## Stated task
Sift the material for lines containing "name", and return them.

☆ ☆ ☆ ☆ ☆ ☆ ☆

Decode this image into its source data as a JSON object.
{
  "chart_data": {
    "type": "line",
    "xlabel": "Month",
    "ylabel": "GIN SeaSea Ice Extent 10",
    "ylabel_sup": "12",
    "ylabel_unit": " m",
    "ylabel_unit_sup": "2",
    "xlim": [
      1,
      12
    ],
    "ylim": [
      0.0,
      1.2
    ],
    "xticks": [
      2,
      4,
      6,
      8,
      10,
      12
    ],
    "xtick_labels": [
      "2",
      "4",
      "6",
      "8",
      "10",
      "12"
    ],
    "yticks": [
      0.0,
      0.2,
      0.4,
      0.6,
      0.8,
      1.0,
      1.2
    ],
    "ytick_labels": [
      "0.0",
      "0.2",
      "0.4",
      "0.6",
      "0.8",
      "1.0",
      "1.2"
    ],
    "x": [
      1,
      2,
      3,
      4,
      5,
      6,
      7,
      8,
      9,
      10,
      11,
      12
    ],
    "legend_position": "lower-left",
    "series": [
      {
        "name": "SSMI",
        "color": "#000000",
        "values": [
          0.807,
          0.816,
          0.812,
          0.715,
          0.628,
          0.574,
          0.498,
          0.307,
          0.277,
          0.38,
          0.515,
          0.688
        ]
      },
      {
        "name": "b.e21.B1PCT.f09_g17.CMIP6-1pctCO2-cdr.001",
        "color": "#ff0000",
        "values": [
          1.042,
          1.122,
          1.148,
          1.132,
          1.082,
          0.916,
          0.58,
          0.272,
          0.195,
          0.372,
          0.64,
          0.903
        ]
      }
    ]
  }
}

☆ ☆ ☆ ☆ ☆ ☆ ☆

## Reply
        "name": "SSMI",
        "name": "b.e21.B1PCT.f09_g17.CMIP6-1pctCO2-cdr.001",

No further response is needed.